* [Enunciado da tarefa] Escreva a continuação do texto abaixo sobre as desapropriações no Pecém, começando logo depois da última frase.

* [Trecho do texto]
-----

A insatisfação dos moradores com a abordagem de técnicos do Instituto do Desenvolvimento Agrário do Ceará (Idace) no trabalho de cadastramento de famílias que iriam ser realocadas foi marco para se abrirem discussões sobre os efeitos negativos do empreendimento. Matérias exibidas em jornais locais relatavam o descontentamento e aflição dos habitantes que não sabiam onde passariam a morar após a desapropriação. Na publicação do jornal Diário do Nordeste, em 30 de junho de 1997, o agricultor Francisco Rodrigues conta que foi pressionado e sofreu ameaça de despejo por funcionários do governo, caso não aceitasse a oferta de indenização e repassasse a titularidade do seu terreno. Como aponta no texto, ele acusou o Estado de ter sido “arbitrário e não tê-lo preparado emocionalmente”.
No dia 12 de novembro de 1996, representantes do governo, o Fórum do Litoral e a população do Pecém reuniram-se em Audiência Pública para debater os impactos socioambientais trazidos pelo CIPP. Na ocasião foram apresentadas uma série de queixas em relação ao cadastramento das famílias, o preço das indenizações e denúncias sobre a insegurança que tinha se estabelecido; já havia sido registrada uma morte. Os técnicos do Governo prestaram esclarecimentos, embora insuficientes. Naquele momento ficou acertada a criação de uma Comissão de Acompanhamento às Obras do Complexo, que não obteve continuidade por falta de resposta do Governo, apesar das várias solicitações do Fórum.

O vereador Augusto Gonçalves, em pronunciamento na Câmara Municipal de Fortaleza, denunciou a pressão que o Governo do Estado exercia sobre os moradores a fim venderem seus terrenos “a preços irrisórios para efeito de desapropriação”. Ele também afirmou que a empresa responsável pelas desapropriações estaria pagando R$ 286,67 por hectare, enquanto na praia de Paracuru (a 22 km do Pecém) a área equivalente estaria sendo avaliada em R$ 8 mil. Os preços baixos das indenizações sempre foram questionados pelos moradores que acabavam aceitando a quantia ofertada pelo medo de acabarem sem nada.

-----

* [Entradas dos dados]
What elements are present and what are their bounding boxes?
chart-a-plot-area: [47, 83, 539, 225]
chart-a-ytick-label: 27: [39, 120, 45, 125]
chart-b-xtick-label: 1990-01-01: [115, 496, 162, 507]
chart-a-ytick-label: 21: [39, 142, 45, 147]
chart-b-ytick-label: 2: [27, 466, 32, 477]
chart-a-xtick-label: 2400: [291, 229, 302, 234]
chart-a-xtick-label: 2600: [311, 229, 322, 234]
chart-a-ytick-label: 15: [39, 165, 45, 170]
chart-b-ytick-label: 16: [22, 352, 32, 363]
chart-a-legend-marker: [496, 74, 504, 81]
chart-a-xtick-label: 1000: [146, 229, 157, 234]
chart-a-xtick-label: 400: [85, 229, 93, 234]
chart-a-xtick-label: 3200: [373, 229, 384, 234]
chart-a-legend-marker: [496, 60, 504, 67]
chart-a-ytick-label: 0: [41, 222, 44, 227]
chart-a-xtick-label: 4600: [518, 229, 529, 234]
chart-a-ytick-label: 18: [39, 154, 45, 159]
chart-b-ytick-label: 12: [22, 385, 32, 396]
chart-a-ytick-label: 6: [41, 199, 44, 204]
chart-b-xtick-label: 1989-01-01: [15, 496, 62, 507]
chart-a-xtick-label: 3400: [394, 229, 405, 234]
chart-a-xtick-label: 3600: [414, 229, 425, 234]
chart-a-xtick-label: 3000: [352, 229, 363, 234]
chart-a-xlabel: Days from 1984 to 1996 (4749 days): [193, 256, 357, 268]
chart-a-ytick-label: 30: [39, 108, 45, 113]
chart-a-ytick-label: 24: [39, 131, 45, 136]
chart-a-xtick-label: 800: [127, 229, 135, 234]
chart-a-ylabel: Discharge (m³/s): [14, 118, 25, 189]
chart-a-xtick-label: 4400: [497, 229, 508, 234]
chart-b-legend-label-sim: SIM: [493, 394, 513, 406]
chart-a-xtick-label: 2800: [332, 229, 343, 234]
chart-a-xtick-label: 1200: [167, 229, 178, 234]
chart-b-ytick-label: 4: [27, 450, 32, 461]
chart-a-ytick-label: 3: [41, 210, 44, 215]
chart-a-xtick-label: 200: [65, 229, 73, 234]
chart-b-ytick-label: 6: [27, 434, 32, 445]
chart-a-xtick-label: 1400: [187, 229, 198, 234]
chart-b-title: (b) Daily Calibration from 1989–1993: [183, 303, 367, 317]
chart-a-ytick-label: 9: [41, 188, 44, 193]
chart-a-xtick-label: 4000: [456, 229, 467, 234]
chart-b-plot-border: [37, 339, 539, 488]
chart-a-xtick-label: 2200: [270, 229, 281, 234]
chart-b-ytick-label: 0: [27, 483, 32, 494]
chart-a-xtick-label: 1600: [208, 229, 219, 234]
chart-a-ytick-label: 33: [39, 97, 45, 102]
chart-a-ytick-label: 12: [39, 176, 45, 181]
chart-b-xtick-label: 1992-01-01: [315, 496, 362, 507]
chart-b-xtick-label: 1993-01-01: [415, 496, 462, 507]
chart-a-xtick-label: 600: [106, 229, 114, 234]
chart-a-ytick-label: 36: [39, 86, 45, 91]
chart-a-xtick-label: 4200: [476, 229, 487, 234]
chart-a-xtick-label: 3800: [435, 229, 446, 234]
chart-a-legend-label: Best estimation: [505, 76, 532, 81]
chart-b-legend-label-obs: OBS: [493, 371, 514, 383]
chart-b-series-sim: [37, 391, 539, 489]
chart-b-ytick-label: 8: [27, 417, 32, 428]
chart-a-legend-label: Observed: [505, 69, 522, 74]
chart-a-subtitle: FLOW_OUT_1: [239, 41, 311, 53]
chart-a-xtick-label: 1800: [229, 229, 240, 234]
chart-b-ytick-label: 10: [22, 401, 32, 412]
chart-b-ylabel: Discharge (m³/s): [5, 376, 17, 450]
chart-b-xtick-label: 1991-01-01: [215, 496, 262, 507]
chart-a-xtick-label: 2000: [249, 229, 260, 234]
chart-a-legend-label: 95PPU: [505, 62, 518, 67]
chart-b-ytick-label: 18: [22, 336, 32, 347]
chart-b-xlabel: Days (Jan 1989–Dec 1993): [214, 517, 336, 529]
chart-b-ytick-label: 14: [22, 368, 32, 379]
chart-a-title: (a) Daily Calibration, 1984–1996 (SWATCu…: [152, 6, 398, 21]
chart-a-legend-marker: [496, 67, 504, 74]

-----

* [Resultado da tarefa]
No ano de 1997, o Fórum do Litoral realizou o seminário ‘Complexo Industrial e Portuário do Pecém- Desenvolvimento Para Quem?’ com duração de três dias e participação de representantes de ong’s, pastorais, sindicatos, estudantes e líderes comunitários. Na ocasião foram discutidos temas como, a arbitrariedade com que agiam Governo Estadual e Federal, a iniciação das obras do porto anterior a aprovação do Estudo Prévio de Impacto Ambiental e Relatório de Impacto Ambiental (EIA/RIMA) pelo Conselho Estadual de Meio Ambiente e a falta de diálogo que deixava a sociedade à margem dos debates e decisões tomadas para aquela obra.
As primeiras populações desalojadas eram de regiões do distrito de Pecém, e das comunidades de Gregório, Paú, Matões e Bolso. Mas, no curso das obras, muitas outras comunidades foram sendo afetadas. Soraya Vanini relembra como foi danoso para o povo passar pela experiência de ser desterritorializado: “Várias comunidades que foram deslocadas tiveram o valor [de suas propriedades] completamente subavaliado e foram deslocadas de lugares onde tinham fartura e relações de vizinhança estabelecida. Muitas famílias perderam entes que morreram de desgosto, depressão, principalmente pessoas idosas. Muitos morreram nesse processo”.